[Rows from a dataset]
— begin —

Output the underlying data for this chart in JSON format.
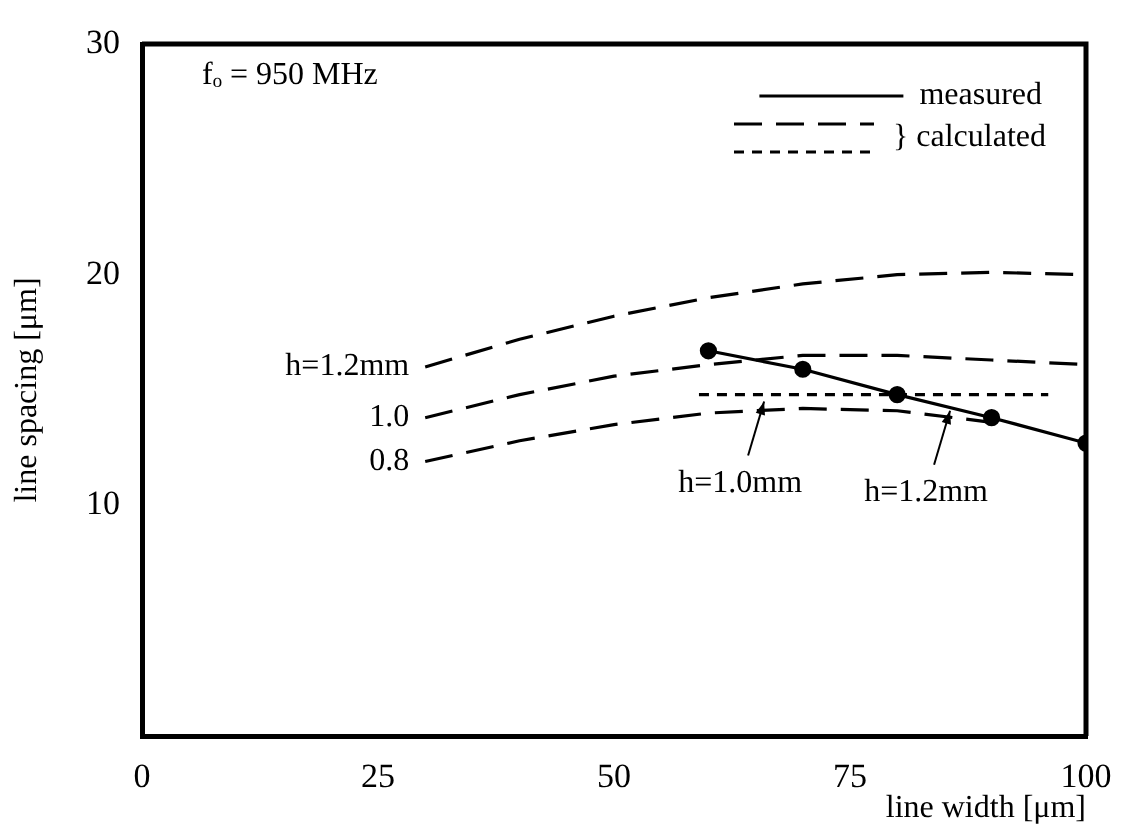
{
  "chart_data": {
    "type": "line",
    "xlabel": "line width [μm]",
    "ylabel": "line spacing [μm]",
    "xlim": [
      0,
      100
    ],
    "ylim": [
      0,
      30
    ],
    "xticks": [
      0,
      25,
      50,
      75,
      100
    ],
    "yticks": [
      10,
      20,
      30
    ],
    "grid": false,
    "legend": "top right",
    "annotations": [
      "fₒ = 950 MHz",
      "} calculated",
      {
        "text": "h=1.0mm",
        "x": 65.9,
        "y": 14.5
      },
      {
        "text": "h=1.2mm",
        "x": 85.6,
        "y": 14.1
      }
    ],
    "series": [
      {
        "name": "measured",
        "color": "#000000",
        "marker": "circle",
        "line_style": "solid",
        "x": [
          60,
          70,
          80,
          90,
          100
        ],
        "values": [
          16.7,
          15.9,
          14.8,
          13.8,
          12.7
        ]
      },
      {
        "name": "h=1.2mm",
        "color": "#000000",
        "marker": "none",
        "line_style": "dashed",
        "x": [
          30,
          40,
          50,
          60,
          70,
          80,
          90,
          100
        ],
        "values": [
          16,
          17.2,
          18.2,
          19,
          19.6,
          20,
          20.1,
          20
        ]
      },
      {
        "name": "1.0",
        "color": "#000000",
        "marker": "none",
        "line_style": "dashed",
        "x": [
          30,
          40,
          50,
          60,
          70,
          80,
          90,
          100
        ],
        "values": [
          13.8,
          14.8,
          15.6,
          16.1,
          16.5,
          16.5,
          16.3,
          16.1
        ]
      },
      {
        "name": "0.8",
        "color": "#000000",
        "marker": "none",
        "line_style": "dashed",
        "x": [
          30,
          40,
          50,
          60,
          70,
          80,
          90
        ],
        "values": [
          11.9,
          12.8,
          13.5,
          14,
          14.2,
          14.1,
          13.6
        ]
      },
      {
        "color": "#000000",
        "marker": "none",
        "line_style": "dotted",
        "x": [
          59,
          96
        ],
        "values": [
          14.8,
          14.8
        ]
      }
    ]
  }
}
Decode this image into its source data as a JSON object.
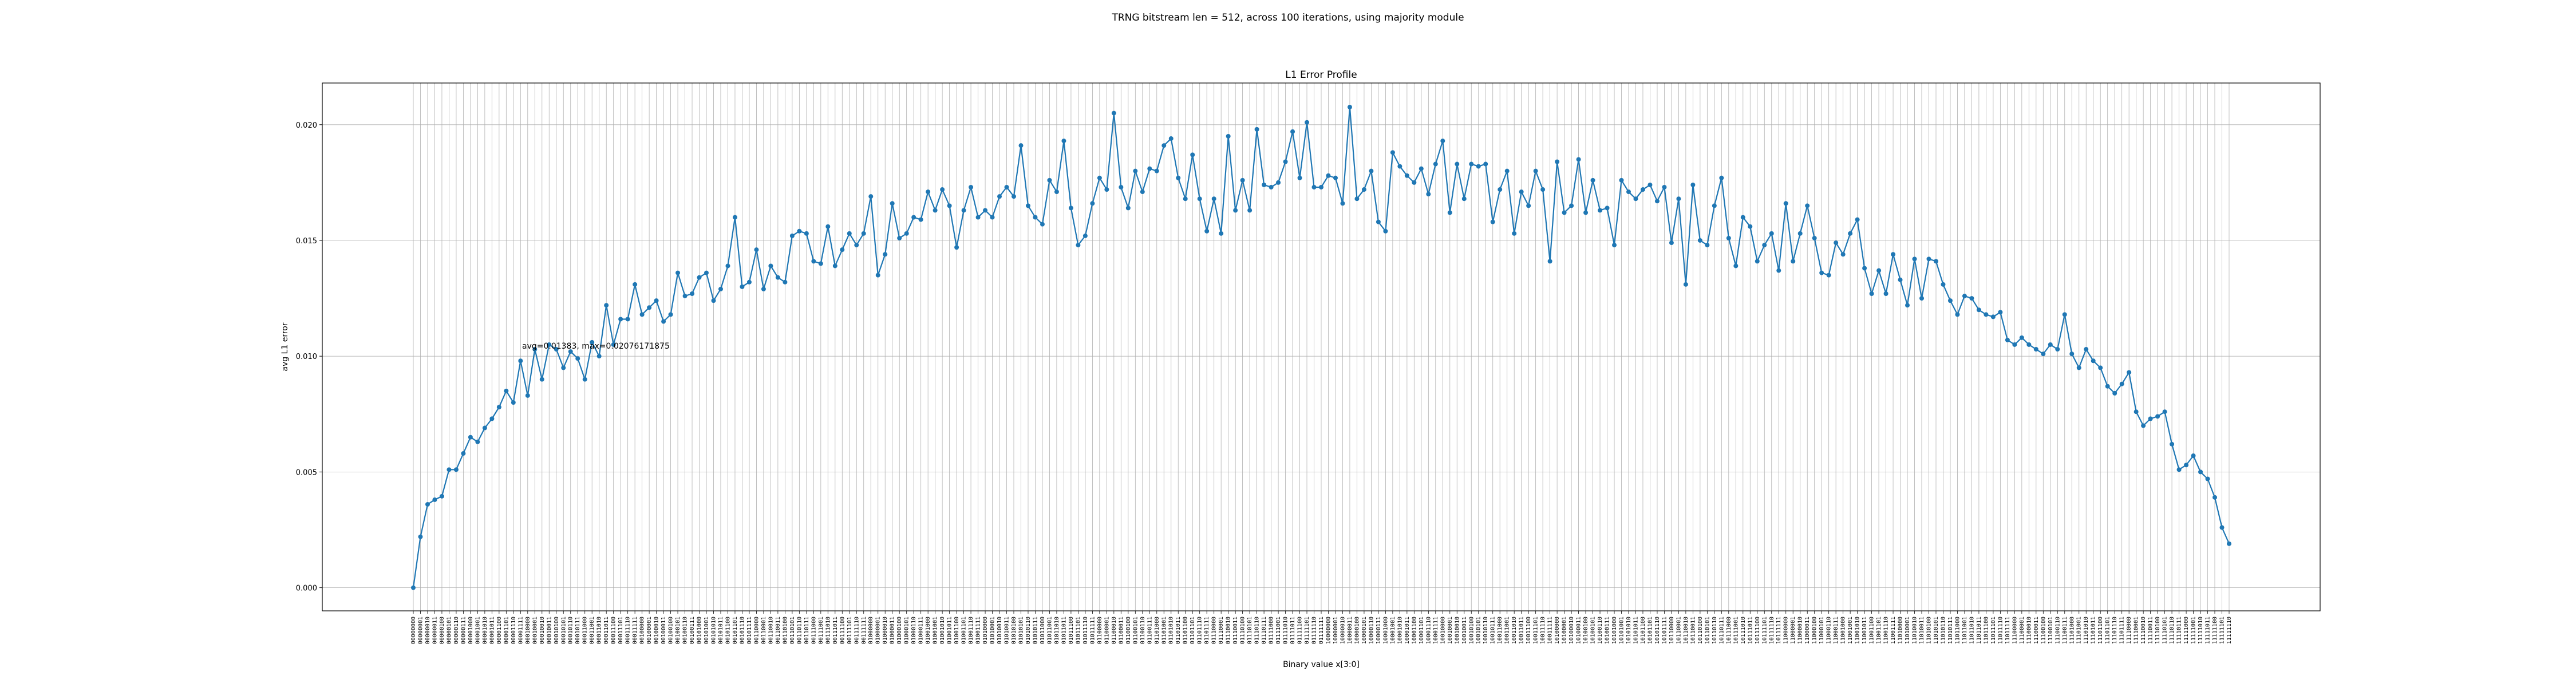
{
  "figure": {
    "suptitle": "TRNG bitstream len = 512, across 100 iterations, using majority module"
  },
  "chart_data": {
    "type": "line",
    "title": "L1 Error Profile",
    "xlabel": "Binary value x[3:0]",
    "ylabel": "avg L1 error",
    "ylim": [
      -0.001,
      0.0218
    ],
    "yticks": [
      "0.000",
      "0.005",
      "0.010",
      "0.015",
      "0.020"
    ],
    "grid": true,
    "line_color": "#1f77b4",
    "annotation": "avg=0.01383, max=0.02076171875",
    "x_bits": 8,
    "values": [
      0.0,
      0.0022,
      0.0036,
      0.0038,
      0.00395,
      0.0051,
      0.0051,
      0.0058,
      0.0065,
      0.0063,
      0.0069,
      0.0073,
      0.0078,
      0.0085,
      0.008,
      0.0098,
      0.0083,
      0.0103,
      0.009,
      0.0105,
      0.0103,
      0.0095,
      0.0102,
      0.0099,
      0.009,
      0.0106,
      0.01,
      0.0122,
      0.0105,
      0.0116,
      0.0116,
      0.0131,
      0.0118,
      0.0121,
      0.0124,
      0.0115,
      0.0118,
      0.0136,
      0.0126,
      0.0127,
      0.0134,
      0.0136,
      0.0124,
      0.0129,
      0.0139,
      0.016,
      0.013,
      0.0132,
      0.0146,
      0.0129,
      0.0139,
      0.0134,
      0.0132,
      0.0152,
      0.0154,
      0.0153,
      0.0141,
      0.014,
      0.0156,
      0.0139,
      0.0146,
      0.0153,
      0.0148,
      0.0153,
      0.0169,
      0.0135,
      0.0144,
      0.0166,
      0.0151,
      0.0153,
      0.016,
      0.0159,
      0.0171,
      0.0163,
      0.0172,
      0.0165,
      0.0147,
      0.0163,
      0.0173,
      0.016,
      0.0163,
      0.016,
      0.0169,
      0.0173,
      0.0169,
      0.0191,
      0.0165,
      0.016,
      0.0157,
      0.0176,
      0.0171,
      0.0193,
      0.0164,
      0.0148,
      0.0152,
      0.0166,
      0.0177,
      0.0172,
      0.0205,
      0.0173,
      0.0164,
      0.018,
      0.0171,
      0.0181,
      0.018,
      0.0191,
      0.0194,
      0.0177,
      0.0168,
      0.0187,
      0.0168,
      0.0154,
      0.0168,
      0.0153,
      0.0195,
      0.0163,
      0.0176,
      0.0163,
      0.0198,
      0.0174,
      0.0173,
      0.0175,
      0.0184,
      0.0197,
      0.0177,
      0.0201,
      0.0173,
      0.0173,
      0.0178,
      0.0177,
      0.0166,
      0.02076,
      0.0168,
      0.0172,
      0.018,
      0.0158,
      0.0154,
      0.0188,
      0.0182,
      0.0178,
      0.0175,
      0.0181,
      0.017,
      0.0183,
      0.0193,
      0.0162,
      0.0183,
      0.0168,
      0.0183,
      0.0182,
      0.0183,
      0.0158,
      0.0172,
      0.018,
      0.0153,
      0.0171,
      0.0165,
      0.018,
      0.0172,
      0.0141,
      0.0184,
      0.0162,
      0.0165,
      0.0185,
      0.0162,
      0.0176,
      0.0163,
      0.0164,
      0.0148,
      0.0176,
      0.0171,
      0.0168,
      0.0172,
      0.0174,
      0.0167,
      0.0173,
      0.0149,
      0.0168,
      0.0131,
      0.0174,
      0.015,
      0.0148,
      0.0165,
      0.0177,
      0.0151,
      0.0139,
      0.016,
      0.0156,
      0.0141,
      0.0148,
      0.0153,
      0.0137,
      0.0166,
      0.0141,
      0.0153,
      0.0165,
      0.0151,
      0.0136,
      0.0135,
      0.0149,
      0.0144,
      0.0153,
      0.0159,
      0.0138,
      0.0127,
      0.0137,
      0.0127,
      0.0144,
      0.0133,
      0.0122,
      0.0142,
      0.0125,
      0.0142,
      0.0141,
      0.0131,
      0.0124,
      0.0118,
      0.0126,
      0.0125,
      0.012,
      0.0118,
      0.0117,
      0.0119,
      0.0107,
      0.0105,
      0.0108,
      0.0105,
      0.0103,
      0.0101,
      0.0105,
      0.0103,
      0.0118,
      0.0101,
      0.0095,
      0.0103,
      0.0098,
      0.0095,
      0.0087,
      0.0084,
      0.0088,
      0.0093,
      0.0076,
      0.007,
      0.0073,
      0.0074,
      0.0076,
      0.0062,
      0.0051,
      0.0053,
      0.0057,
      0.005,
      0.0047,
      0.0039,
      0.0026,
      0.0019
    ]
  }
}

— end —

:: EXERCISE DESCRIPTION ::
Repeat the material above word for word and skip every image in it.

:: SOLUTION FOR THIS TASK ::
Output the underlying data for this chart in JSON format.
{
  "chart_data": {
    "type": "line",
    "xlabel": "line width [μm]",
    "ylabel": "line spacing [μm]",
    "xlim": [
      0,
      100
    ],
    "ylim": [
      0,
      30
    ],
    "xticks": [
      0,
      25,
      50,
      75,
      100
    ],
    "yticks": [
      10,
      20,
      30
    ],
    "grid": false,
    "legend": "top right",
    "annotations": [
      "fₒ = 950 MHz",
      "} calculated",
      {
        "text": "h=1.0mm",
        "x": 65.9,
        "y": 14.5
      },
      {
        "text": "h=1.2mm",
        "x": 85.6,
        "y": 14.1
      }
    ],
    "series": [
      {
        "name": "measured",
        "color": "#000000",
        "marker": "circle",
        "line_style": "solid",
        "x": [
          60,
          70,
          80,
          90,
          100
        ],
        "values": [
          16.7,
          15.9,
          14.8,
          13.8,
          12.7
        ]
      },
      {
        "name": "h=1.2mm",
        "color": "#000000",
        "marker": "none",
        "line_style": "dashed",
        "x": [
          30,
          40,
          50,
          60,
          70,
          80,
          90,
          100
        ],
        "values": [
          16,
          17.2,
          18.2,
          19,
          19.6,
          20,
          20.1,
          20
        ]
      },
      {
        "name": "1.0",
        "color": "#000000",
        "marker": "none",
        "line_style": "dashed",
        "x": [
          30,
          40,
          50,
          60,
          70,
          80,
          90,
          100
        ],
        "values": [
          13.8,
          14.8,
          15.6,
          16.1,
          16.5,
          16.5,
          16.3,
          16.1
        ]
      },
      {
        "name": "0.8",
        "color": "#000000",
        "marker": "none",
        "line_style": "dashed",
        "x": [
          30,
          40,
          50,
          60,
          70,
          80,
          90
        ],
        "values": [
          11.9,
          12.8,
          13.5,
          14,
          14.2,
          14.1,
          13.6
        ]
      },
      {
        "color": "#000000",
        "marker": "none",
        "line_style": "dotted",
        "x": [
          59,
          96
        ],
        "values": [
          14.8,
          14.8
        ]
      }
    ]
  }
}
Decode this image into its source data as a JSON object.
{
  "figure": {
    "suptitle": "TRNG bitstream len = 512, across 100 iterations, using majority module"
  },
  "chart_data": {
    "type": "line",
    "title": "L1 Error Profile",
    "xlabel": "Binary value x[3:0]",
    "ylabel": "avg L1 error",
    "ylim": [
      -0.001,
      0.0218
    ],
    "yticks": [
      "0.000",
      "0.005",
      "0.010",
      "0.015",
      "0.020"
    ],
    "grid": true,
    "line_color": "#1f77b4",
    "annotation": "avg=0.01383, max=0.02076171875",
    "x_bits": 8,
    "values": [
      0.0,
      0.0022,
      0.0036,
      0.0038,
      0.00395,
      0.0051,
      0.0051,
      0.0058,
      0.0065,
      0.0063,
      0.0069,
      0.0073,
      0.0078,
      0.0085,
      0.008,
      0.0098,
      0.0083,
      0.0103,
      0.009,
      0.0105,
      0.0103,
      0.0095,
      0.0102,
      0.0099,
      0.009,
      0.0106,
      0.01,
      0.0122,
      0.0105,
      0.0116,
      0.0116,
      0.0131,
      0.0118,
      0.0121,
      0.0124,
      0.0115,
      0.0118,
      0.0136,
      0.0126,
      0.0127,
      0.0134,
      0.0136,
      0.0124,
      0.0129,
      0.0139,
      0.016,
      0.013,
      0.0132,
      0.0146,
      0.0129,
      0.0139,
      0.0134,
      0.0132,
      0.0152,
      0.0154,
      0.0153,
      0.0141,
      0.014,
      0.0156,
      0.0139,
      0.0146,
      0.0153,
      0.0148,
      0.0153,
      0.0169,
      0.0135,
      0.0144,
      0.0166,
      0.0151,
      0.0153,
      0.016,
      0.0159,
      0.0171,
      0.0163,
      0.0172,
      0.0165,
      0.0147,
      0.0163,
      0.0173,
      0.016,
      0.0163,
      0.016,
      0.0169,
      0.0173,
      0.0169,
      0.0191,
      0.0165,
      0.016,
      0.0157,
      0.0176,
      0.0171,
      0.0193,
      0.0164,
      0.0148,
      0.0152,
      0.0166,
      0.0177,
      0.0172,
      0.0205,
      0.0173,
      0.0164,
      0.018,
      0.0171,
      0.0181,
      0.018,
      0.0191,
      0.0194,
      0.0177,
      0.0168,
      0.0187,
      0.0168,
      0.0154,
      0.0168,
      0.0153,
      0.0195,
      0.0163,
      0.0176,
      0.0163,
      0.0198,
      0.0174,
      0.0173,
      0.0175,
      0.0184,
      0.0197,
      0.0177,
      0.0201,
      0.0173,
      0.0173,
      0.0178,
      0.0177,
      0.0166,
      0.02076,
      0.0168,
      0.0172,
      0.018,
      0.0158,
      0.0154,
      0.0188,
      0.0182,
      0.0178,
      0.0175,
      0.0181,
      0.017,
      0.0183,
      0.0193,
      0.0162,
      0.0183,
      0.0168,
      0.0183,
      0.0182,
      0.0183,
      0.0158,
      0.0172,
      0.018,
      0.0153,
      0.0171,
      0.0165,
      0.018,
      0.0172,
      0.0141,
      0.0184,
      0.0162,
      0.0165,
      0.0185,
      0.0162,
      0.0176,
      0.0163,
      0.0164,
      0.0148,
      0.0176,
      0.0171,
      0.0168,
      0.0172,
      0.0174,
      0.0167,
      0.0173,
      0.0149,
      0.0168,
      0.0131,
      0.0174,
      0.015,
      0.0148,
      0.0165,
      0.0177,
      0.0151,
      0.0139,
      0.016,
      0.0156,
      0.0141,
      0.0148,
      0.0153,
      0.0137,
      0.0166,
      0.0141,
      0.0153,
      0.0165,
      0.0151,
      0.0136,
      0.0135,
      0.0149,
      0.0144,
      0.0153,
      0.0159,
      0.0138,
      0.0127,
      0.0137,
      0.0127,
      0.0144,
      0.0133,
      0.0122,
      0.0142,
      0.0125,
      0.0142,
      0.0141,
      0.0131,
      0.0124,
      0.0118,
      0.0126,
      0.0125,
      0.012,
      0.0118,
      0.0117,
      0.0119,
      0.0107,
      0.0105,
      0.0108,
      0.0105,
      0.0103,
      0.0101,
      0.0105,
      0.0103,
      0.0118,
      0.0101,
      0.0095,
      0.0103,
      0.0098,
      0.0095,
      0.0087,
      0.0084,
      0.0088,
      0.0093,
      0.0076,
      0.007,
      0.0073,
      0.0074,
      0.0076,
      0.0062,
      0.0051,
      0.0053,
      0.0057,
      0.005,
      0.0047,
      0.0039,
      0.0026,
      0.0019
    ]
  }
}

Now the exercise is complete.